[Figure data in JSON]
------------------------------------------------
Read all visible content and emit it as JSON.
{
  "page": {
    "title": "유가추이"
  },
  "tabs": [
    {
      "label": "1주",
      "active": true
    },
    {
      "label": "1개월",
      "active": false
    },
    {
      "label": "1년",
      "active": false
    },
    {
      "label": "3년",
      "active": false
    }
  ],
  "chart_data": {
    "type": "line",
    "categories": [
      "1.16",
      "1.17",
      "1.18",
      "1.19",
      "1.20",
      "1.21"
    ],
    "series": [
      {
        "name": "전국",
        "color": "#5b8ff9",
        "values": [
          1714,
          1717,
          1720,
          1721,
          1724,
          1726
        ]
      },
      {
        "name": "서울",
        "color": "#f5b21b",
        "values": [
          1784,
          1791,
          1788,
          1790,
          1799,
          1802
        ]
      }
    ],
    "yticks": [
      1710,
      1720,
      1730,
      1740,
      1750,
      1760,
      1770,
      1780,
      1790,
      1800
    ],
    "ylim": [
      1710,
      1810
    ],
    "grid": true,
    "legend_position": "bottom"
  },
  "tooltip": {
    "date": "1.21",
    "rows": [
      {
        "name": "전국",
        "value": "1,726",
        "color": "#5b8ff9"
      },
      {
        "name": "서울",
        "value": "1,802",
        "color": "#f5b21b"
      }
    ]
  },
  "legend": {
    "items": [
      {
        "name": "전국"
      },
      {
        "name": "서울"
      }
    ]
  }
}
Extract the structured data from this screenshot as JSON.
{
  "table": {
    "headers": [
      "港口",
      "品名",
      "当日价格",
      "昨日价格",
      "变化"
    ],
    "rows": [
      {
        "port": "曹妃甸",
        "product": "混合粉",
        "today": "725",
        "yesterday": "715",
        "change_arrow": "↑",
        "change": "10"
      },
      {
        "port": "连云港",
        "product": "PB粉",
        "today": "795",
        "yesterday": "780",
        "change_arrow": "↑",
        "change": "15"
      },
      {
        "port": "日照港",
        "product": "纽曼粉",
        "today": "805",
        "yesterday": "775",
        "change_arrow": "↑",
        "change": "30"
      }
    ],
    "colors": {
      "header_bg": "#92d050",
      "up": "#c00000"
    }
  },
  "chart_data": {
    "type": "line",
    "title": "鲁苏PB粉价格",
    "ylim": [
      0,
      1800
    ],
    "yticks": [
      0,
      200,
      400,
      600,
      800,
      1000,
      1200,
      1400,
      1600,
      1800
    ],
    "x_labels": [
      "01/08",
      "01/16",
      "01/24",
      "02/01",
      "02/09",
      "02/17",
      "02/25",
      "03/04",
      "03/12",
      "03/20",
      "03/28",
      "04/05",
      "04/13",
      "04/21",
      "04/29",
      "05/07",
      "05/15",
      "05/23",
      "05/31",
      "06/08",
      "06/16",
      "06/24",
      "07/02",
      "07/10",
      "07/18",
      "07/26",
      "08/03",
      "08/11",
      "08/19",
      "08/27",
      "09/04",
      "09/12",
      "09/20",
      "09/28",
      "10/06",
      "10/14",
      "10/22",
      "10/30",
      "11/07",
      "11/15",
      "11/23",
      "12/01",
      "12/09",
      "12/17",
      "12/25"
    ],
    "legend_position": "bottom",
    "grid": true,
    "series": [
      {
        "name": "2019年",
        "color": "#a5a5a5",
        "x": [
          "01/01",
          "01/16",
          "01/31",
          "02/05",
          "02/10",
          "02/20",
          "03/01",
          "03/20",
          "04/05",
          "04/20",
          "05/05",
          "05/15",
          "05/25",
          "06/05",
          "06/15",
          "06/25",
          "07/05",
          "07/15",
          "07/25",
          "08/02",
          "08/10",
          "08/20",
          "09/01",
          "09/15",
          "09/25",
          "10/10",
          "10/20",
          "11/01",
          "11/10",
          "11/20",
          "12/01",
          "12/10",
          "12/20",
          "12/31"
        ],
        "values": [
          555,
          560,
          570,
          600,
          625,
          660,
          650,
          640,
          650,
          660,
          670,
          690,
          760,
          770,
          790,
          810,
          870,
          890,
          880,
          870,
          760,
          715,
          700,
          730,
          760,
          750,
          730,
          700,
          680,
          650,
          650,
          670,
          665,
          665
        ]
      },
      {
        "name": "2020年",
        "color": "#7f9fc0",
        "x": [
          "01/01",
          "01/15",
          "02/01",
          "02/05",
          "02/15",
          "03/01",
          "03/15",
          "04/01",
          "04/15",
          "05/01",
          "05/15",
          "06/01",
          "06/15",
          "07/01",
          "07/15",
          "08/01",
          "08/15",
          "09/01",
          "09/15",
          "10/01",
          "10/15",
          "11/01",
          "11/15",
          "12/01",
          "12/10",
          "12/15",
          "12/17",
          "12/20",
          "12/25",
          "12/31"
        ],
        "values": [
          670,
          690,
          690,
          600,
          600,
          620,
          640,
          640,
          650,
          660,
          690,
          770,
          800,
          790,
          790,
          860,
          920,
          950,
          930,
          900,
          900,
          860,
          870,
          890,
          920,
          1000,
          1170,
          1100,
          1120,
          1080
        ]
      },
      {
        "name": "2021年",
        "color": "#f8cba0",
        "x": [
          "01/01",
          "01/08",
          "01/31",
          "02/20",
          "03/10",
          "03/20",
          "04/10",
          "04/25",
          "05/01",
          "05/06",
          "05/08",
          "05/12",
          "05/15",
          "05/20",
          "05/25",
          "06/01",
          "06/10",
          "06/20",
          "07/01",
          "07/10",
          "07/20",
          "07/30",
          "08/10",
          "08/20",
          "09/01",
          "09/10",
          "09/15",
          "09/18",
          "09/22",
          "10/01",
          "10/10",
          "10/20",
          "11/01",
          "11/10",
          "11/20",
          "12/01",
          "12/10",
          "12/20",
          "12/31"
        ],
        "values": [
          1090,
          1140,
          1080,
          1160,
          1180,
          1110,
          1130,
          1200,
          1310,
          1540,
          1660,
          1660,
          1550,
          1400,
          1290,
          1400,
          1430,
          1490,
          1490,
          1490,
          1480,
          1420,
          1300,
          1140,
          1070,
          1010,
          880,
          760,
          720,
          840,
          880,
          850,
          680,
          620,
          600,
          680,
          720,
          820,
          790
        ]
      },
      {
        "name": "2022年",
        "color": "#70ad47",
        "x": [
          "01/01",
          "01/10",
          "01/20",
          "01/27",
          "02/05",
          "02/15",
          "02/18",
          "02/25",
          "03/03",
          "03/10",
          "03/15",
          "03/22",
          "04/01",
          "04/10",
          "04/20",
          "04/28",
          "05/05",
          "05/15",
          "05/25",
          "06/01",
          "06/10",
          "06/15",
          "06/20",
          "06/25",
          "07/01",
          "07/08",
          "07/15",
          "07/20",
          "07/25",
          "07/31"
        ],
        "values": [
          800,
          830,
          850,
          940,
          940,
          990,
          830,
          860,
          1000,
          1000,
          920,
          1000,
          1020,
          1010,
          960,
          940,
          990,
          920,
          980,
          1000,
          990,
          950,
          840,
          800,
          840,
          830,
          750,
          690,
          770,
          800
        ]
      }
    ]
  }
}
------------------------------------------------
Set problem = From the data above, extract every line in its exact form.

Written reply =
Read all visible content and emit it as JSON.
{
  "page": {
    "title": "유가추이"
  },
  "tabs": [
    {
      "label": "1주",
      "active": true
    },
    {
      "label": "1개월",
      "active": false
    },
    {
      "label": "1년",
      "active": false
    },
    {
      "label": "3년",
      "active": false
    }
  ],
  "chart_data": {
    "type": "line",
    "categories": [
      "1.16",
      "1.17",
      "1.18",
      "1.19",
      "1.20",
      "1.21"
    ],
    "series": [
      {
        "name": "전국",
        "color": "#5b8ff9",
        "values": [
          1714,
          1717,
          1720,
          1721,
          1724,
          1726
        ]
      },
      {
        "name": "서울",
        "color": "#f5b21b",
        "values": [
          1784,
          1791,
          1788,
          1790,
          1799,
          1802
        ]
      }
    ],
    "yticks": [
      1710,
      1720,
      1730,
      1740,
      1750,
      1760,
      1770,
      1780,
      1790,
      1800
    ],
    "ylim": [
      1710,
      1810
    ],
    "grid": true,
    "legend_position": "bottom"
  },
  "tooltip": {
    "date": "1.21",
    "rows": [
      {
        "name": "전국",
        "value": "1,726",
        "color": "#5b8ff9"
      },
      {
        "name": "서울",
        "value": "1,802",
        "color": "#f5b21b"
      }
    ]
  },
  "legend": {
    "items": [
      {
        "name": "전국"
      },
      {
        "name": "서울"
      }
    ]
  }
}
Extract the structured data from this screenshot as JSON.
{
  "table": {
    "headers": [
      "港口",
      "品名",
      "当日价格",
      "昨日价格",
      "变化"
    ],
    "rows": [
      {
        "port": "曹妃甸",
        "product": "混合粉",
        "today": "725",
        "yesterday": "715",
        "change_arrow": "↑",
        "change": "10"
      },
      {
        "port": "连云港",
        "product": "PB粉",
        "today": "795",
        "yesterday": "780",
        "change_arrow": "↑",
        "change": "15"
      },
      {
        "port": "日照港",
        "product": "纽曼粉",
        "today": "805",
        "yesterday": "775",
        "change_arrow": "↑",
        "change": "30"
      }
    ],
    "colors": {
      "header_bg": "#92d050",
      "up": "#c00000"
    }
  },
  "chart_data": {
    "type": "line",
    "title": "鲁苏PB粉价格",
    "ylim": [
      0,
      1800
    ],
    "yticks": [
      0,
      200,
      400,
      600,
      800,
      1000,
      1200,
      1400,
      1600,
      1800
    ],
    "x_labels": [
      "01/08",
      "01/16",
      "01/24",
      "02/01",
      "02/09",
      "02/17",
      "02/25",
      "03/04",
      "03/12",
      "03/20",
      "03/28",
      "04/05",
      "04/13",
      "04/21",
      "04/29",
      "05/07",
      "05/15",
      "05/23",
      "05/31",
      "06/08",
      "06/16",
      "06/24",
      "07/02",
      "07/10",
      "07/18",
      "07/26",
      "08/03",
      "08/11",
      "08/19",
      "08/27",
      "09/04",
      "09/12",
      "09/20",
      "09/28",
      "10/06",
      "10/14",
      "10/22",
      "10/30",
      "11/07",
      "11/15",
      "11/23",
      "12/01",
      "12/09",
      "12/17",
      "12/25"
    ],
    "legend_position": "bottom",
    "grid": true,
    "series": [
      {
        "name": "2019年",
        "color": "#a5a5a5",
        "x": [
          "01/01",
          "01/16",
          "01/31",
          "02/05",
          "02/10",
          "02/20",
          "03/01",
          "03/20",
          "04/05",
          "04/20",
          "05/05",
          "05/15",
          "05/25",
          "06/05",
          "06/15",
          "06/25",
          "07/05",
          "07/15",
          "07/25",
          "08/02",
          "08/10",
          "08/20",
          "09/01",
          "09/15",
          "09/25",
          "10/10",
          "10/20",
          "11/01",
          "11/10",
          "11/20",
          "12/01",
          "12/10",
          "12/20",
          "12/31"
        ],
        "values": [
          555,
          560,
          570,
          600,
          625,
          660,
          650,
          640,
          650,
          660,
          670,
          690,
          760,
          770,
          790,
          810,
          870,
          890,
          880,
          870,
          760,
          715,
          700,
          730,
          760,
          750,
          730,
          700,
          680,
          650,
          650,
          670,
          665,
          665
        ]
      },
      {
        "name": "2020年",
        "color": "#7f9fc0",
        "x": [
          "01/01",
          "01/15",
          "02/01",
          "02/05",
          "02/15",
          "03/01",
          "03/15",
          "04/01",
          "04/15",
          "05/01",
          "05/15",
          "06/01",
          "06/15",
          "07/01",
          "07/15",
          "08/01",
          "08/15",
          "09/01",
          "09/15",
          "10/01",
          "10/15",
          "11/01",
          "11/15",
          "12/01",
          "12/10",
          "12/15",
          "12/17",
          "12/20",
          "12/25",
          "12/31"
        ],
        "values": [
          670,
          690,
          690,
          600,
          600,
          620,
          640,
          640,
          650,
          660,
          690,
          770,
          800,
          790,
          790,
          860,
          920,
          950,
          930,
          900,
          900,
          860,
          870,
          890,
          920,
          1000,
          1170,
          1100,
          1120,
          1080
        ]
      },
      {
        "name": "2021年",
        "color": "#f8cba0",
        "x": [
          "01/01",
          "01/08",
          "01/31",
          "02/20",
          "03/10",
          "03/20",
          "04/10",
          "04/25",
          "05/01",
          "05/06",
          "05/08",
          "05/12",
          "05/15",
          "05/20",
          "05/25",
          "06/01",
          "06/10",
          "06/20",
          "07/01",
          "07/10",
          "07/20",
          "07/30",
          "08/10",
          "08/20",
          "09/01",
          "09/10",
          "09/15",
          "09/18",
          "09/22",
          "10/01",
          "10/10",
          "10/20",
          "11/01",
          "11/10",
          "11/20",
          "12/01",
          "12/10",
          "12/20",
          "12/31"
        ],
        "values": [
          1090,
          1140,
          1080,
          1160,
          1180,
          1110,
          1130,
          1200,
          1310,
          1540,
          1660,
          1660,
          1550,
          1400,
          1290,
          1400,
          1430,
          1490,
          1490,
          1490,
          1480,
          1420,
          1300,
          1140,
          1070,
          1010,
          880,
          760,
          720,
          840,
          880,
          850,
          680,
          620,
          600,
          680,
          720,
          820,
          790
        ]
      },
      {
        "name": "2022年",
        "color": "#70ad47",
        "x": [
          "01/01",
          "01/10",
          "01/20",
          "01/27",
          "02/05",
          "02/15",
          "02/18",
          "02/25",
          "03/03",
          "03/10",
          "03/15",
          "03/22",
          "04/01",
          "04/10",
          "04/20",
          "04/28",
          "05/05",
          "05/15",
          "05/25",
          "06/01",
          "06/10",
          "06/15",
          "06/20",
          "06/25",
          "07/01",
          "07/08",
          "07/15",
          "07/20",
          "07/25",
          "07/31"
        ],
        "values": [
          800,
          830,
          850,
          940,
          940,
          990,
          830,
          860,
          1000,
          1000,
          920,
          1000,
          1020,
          1010,
          960,
          940,
          990,
          920,
          980,
          1000,
          990,
          950,
          840,
          800,
          840,
          830,
          750,
          690,
          770,
          800
        ]
      }
    ]
  }
}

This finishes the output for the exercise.